WHAT NEEDS TO BE DONE: Identify, in the records below, every line where the string "Energy" appears, and copy each such line.

━━━━━ RECORDS SUPPLIED

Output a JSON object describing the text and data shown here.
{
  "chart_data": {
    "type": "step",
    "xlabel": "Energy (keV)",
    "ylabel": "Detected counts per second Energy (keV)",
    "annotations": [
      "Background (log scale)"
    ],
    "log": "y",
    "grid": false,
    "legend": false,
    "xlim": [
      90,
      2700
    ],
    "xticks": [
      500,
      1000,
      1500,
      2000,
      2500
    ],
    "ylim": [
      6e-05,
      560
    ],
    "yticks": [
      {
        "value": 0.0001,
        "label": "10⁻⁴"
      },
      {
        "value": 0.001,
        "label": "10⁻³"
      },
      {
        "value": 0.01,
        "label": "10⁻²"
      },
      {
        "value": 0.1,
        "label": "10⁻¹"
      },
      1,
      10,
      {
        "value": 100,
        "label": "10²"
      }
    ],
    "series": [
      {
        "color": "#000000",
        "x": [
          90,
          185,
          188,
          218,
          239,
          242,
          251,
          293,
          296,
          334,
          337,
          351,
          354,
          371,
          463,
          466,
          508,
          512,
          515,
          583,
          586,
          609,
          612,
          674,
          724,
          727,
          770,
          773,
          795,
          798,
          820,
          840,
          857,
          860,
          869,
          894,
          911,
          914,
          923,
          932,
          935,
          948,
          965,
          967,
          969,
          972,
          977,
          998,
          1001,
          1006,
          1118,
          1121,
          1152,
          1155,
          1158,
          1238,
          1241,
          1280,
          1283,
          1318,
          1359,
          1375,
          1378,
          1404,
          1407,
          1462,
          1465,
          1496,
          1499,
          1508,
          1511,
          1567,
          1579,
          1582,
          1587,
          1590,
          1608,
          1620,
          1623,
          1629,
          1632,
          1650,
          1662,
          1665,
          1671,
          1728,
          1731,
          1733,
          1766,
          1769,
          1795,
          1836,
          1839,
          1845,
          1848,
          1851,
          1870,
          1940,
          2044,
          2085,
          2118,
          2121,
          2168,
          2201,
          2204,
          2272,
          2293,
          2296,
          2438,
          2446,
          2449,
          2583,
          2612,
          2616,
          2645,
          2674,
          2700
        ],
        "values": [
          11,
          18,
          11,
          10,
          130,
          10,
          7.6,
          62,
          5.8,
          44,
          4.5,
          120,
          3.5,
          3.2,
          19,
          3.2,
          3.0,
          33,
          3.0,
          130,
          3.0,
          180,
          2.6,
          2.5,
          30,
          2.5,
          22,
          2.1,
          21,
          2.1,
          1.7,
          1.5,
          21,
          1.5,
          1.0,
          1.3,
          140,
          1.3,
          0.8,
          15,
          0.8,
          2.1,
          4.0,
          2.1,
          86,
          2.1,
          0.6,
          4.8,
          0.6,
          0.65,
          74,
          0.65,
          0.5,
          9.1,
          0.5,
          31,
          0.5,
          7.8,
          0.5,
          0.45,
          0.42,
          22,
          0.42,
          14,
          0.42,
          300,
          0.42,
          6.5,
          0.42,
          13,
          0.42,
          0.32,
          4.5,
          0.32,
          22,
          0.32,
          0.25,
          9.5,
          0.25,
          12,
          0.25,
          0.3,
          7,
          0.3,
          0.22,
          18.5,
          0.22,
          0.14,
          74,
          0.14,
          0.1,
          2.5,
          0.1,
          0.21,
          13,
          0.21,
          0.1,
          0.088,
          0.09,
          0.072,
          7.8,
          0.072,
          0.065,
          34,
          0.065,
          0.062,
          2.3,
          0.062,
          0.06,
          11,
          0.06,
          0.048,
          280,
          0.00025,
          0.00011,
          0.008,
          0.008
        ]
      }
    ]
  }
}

━━━━━━━━━━
━━━━━ RECORDS SUPPLIED

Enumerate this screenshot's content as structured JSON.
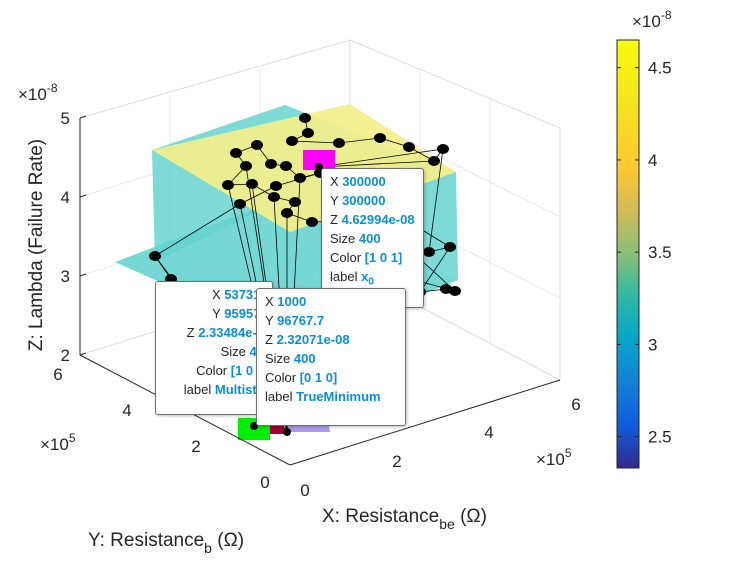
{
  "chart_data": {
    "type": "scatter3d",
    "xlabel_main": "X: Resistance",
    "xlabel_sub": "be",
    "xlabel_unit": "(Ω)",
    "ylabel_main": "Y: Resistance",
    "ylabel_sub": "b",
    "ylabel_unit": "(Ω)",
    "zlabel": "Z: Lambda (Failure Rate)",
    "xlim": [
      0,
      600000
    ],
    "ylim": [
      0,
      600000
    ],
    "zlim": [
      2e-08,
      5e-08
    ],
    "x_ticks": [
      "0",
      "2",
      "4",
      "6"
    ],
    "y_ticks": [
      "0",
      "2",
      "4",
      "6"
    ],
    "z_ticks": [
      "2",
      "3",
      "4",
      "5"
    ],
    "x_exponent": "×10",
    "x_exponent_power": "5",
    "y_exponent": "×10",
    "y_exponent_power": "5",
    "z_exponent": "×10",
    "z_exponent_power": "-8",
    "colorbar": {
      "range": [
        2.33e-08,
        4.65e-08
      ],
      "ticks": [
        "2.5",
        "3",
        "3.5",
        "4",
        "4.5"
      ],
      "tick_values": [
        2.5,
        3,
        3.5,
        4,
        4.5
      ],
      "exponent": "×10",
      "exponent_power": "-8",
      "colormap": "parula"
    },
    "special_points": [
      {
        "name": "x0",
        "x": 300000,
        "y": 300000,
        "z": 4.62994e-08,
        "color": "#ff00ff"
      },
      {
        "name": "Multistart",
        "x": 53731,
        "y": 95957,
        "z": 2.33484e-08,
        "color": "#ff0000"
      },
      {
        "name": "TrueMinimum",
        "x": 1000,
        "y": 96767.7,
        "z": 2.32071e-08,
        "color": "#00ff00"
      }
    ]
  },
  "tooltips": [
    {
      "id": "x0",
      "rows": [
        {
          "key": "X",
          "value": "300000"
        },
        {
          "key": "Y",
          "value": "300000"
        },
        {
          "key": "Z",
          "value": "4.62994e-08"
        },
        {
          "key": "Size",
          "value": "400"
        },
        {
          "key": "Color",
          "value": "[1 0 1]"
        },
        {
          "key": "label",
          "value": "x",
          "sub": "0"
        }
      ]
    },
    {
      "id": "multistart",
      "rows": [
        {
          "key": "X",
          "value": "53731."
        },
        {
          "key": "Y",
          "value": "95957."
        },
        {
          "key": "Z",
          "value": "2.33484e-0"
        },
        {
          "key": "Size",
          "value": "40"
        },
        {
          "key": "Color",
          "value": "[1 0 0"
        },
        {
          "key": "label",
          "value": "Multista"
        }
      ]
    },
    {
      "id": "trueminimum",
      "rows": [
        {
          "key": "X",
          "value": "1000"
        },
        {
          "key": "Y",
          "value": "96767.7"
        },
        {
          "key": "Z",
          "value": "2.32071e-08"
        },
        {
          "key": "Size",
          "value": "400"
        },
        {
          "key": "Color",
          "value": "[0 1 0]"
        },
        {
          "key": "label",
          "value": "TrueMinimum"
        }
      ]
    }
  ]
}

━━━━━━━━━━

COMPLETE RESPONSE:
    "xlabel": "Energy (keV)",
    "ylabel": "Detected counts per second Energy (keV)",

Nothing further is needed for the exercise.